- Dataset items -
☆ ☆ ☆

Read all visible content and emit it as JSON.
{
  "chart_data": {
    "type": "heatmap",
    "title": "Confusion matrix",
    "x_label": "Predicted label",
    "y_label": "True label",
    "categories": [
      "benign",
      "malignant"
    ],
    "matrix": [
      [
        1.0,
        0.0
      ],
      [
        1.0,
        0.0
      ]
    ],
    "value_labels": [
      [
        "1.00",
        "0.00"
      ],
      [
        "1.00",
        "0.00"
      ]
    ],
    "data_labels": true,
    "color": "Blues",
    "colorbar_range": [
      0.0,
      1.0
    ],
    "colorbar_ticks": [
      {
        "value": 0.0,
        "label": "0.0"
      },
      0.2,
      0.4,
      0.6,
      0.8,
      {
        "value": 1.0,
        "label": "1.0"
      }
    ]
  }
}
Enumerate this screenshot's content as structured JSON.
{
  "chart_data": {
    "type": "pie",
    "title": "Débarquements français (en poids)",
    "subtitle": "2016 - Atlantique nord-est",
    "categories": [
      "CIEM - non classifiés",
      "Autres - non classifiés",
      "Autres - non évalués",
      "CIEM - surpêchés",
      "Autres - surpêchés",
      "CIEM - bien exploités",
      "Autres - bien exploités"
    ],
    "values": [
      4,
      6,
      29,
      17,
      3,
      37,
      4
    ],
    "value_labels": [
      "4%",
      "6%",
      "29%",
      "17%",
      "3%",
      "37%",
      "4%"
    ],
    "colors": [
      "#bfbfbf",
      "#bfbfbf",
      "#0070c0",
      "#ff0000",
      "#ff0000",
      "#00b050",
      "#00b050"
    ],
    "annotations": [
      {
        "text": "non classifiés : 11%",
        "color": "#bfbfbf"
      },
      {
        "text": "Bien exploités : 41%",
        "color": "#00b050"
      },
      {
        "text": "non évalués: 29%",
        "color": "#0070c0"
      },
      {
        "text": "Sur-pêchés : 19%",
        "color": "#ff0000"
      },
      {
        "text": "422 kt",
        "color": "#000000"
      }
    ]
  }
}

☆ ☆ ☆

- PROBLEM STATEMENT -
Examine the entries and report how many of their lines contain the string "exploités", giving no more than the number.

- OUTPUT BELOW -
3